%%

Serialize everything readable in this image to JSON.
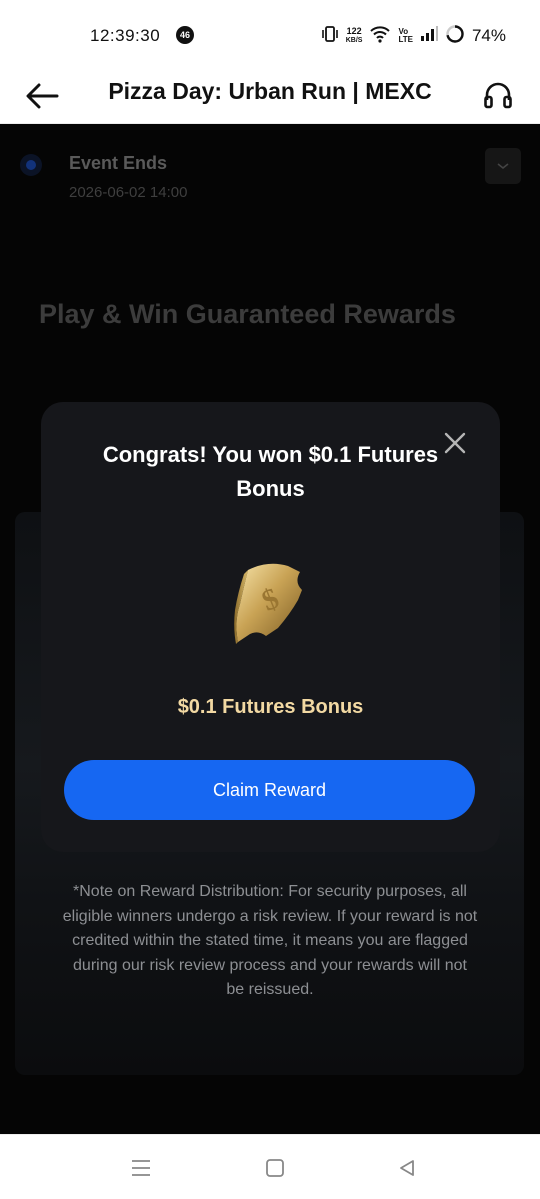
{
  "status_bar": {
    "time": "12:39:30",
    "notification_count": "46",
    "net_speed_value": "122",
    "net_speed_unit": "KB/S",
    "volte_top": "Vo",
    "volte_bottom": "LTE",
    "battery": "74%"
  },
  "header": {
    "title": "Pizza Day: Urban Run | MEXC"
  },
  "event": {
    "label": "Event Ends",
    "date": "2026-06-02 14:00"
  },
  "page": {
    "headline": "Play & Win Guaranteed Rewards",
    "note": "*Note on Reward Distribution: For security purposes, all eligible winners undergo a risk review. If your reward is not credited within the stated time, it means you are flagged during our risk review process and your rewards will not be reissued."
  },
  "modal": {
    "title": "Congrats! You won $0.1 Futures Bonus",
    "reward_name": "$0.1 Futures Bonus",
    "claim_label": "Claim Reward",
    "reward_icon": "gold-ticket-icon"
  },
  "colors": {
    "accent": "#1667f2",
    "reward_text": "#f2d9a3",
    "modal_bg": "#16171b"
  }
}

%%

#### [What is needed]
Output, exactly, all the records above; include no pictures.

#### [Answer]
Serialize everything readable in this image to JSON.
{
  "status_bar": {
    "time": "12:39:30",
    "notification_count": "46",
    "net_speed_value": "122",
    "net_speed_unit": "KB/S",
    "volte_top": "Vo",
    "volte_bottom": "LTE",
    "battery": "74%"
  },
  "header": {
    "title": "Pizza Day: Urban Run | MEXC"
  },
  "event": {
    "label": "Event Ends",
    "date": "2026-06-02 14:00"
  },
  "page": {
    "headline": "Play & Win Guaranteed Rewards",
    "note": "*Note on Reward Distribution: For security purposes, all eligible winners undergo a risk review. If your reward is not credited within the stated time, it means you are flagged during our risk review process and your rewards will not be reissued."
  },
  "modal": {
    "title": "Congrats! You won $0.1 Futures Bonus",
    "reward_name": "$0.1 Futures Bonus",
    "claim_label": "Claim Reward",
    "reward_icon": "gold-ticket-icon"
  },
  "colors": {
    "accent": "#1667f2",
    "reward_text": "#f2d9a3",
    "modal_bg": "#16171b"
  }
}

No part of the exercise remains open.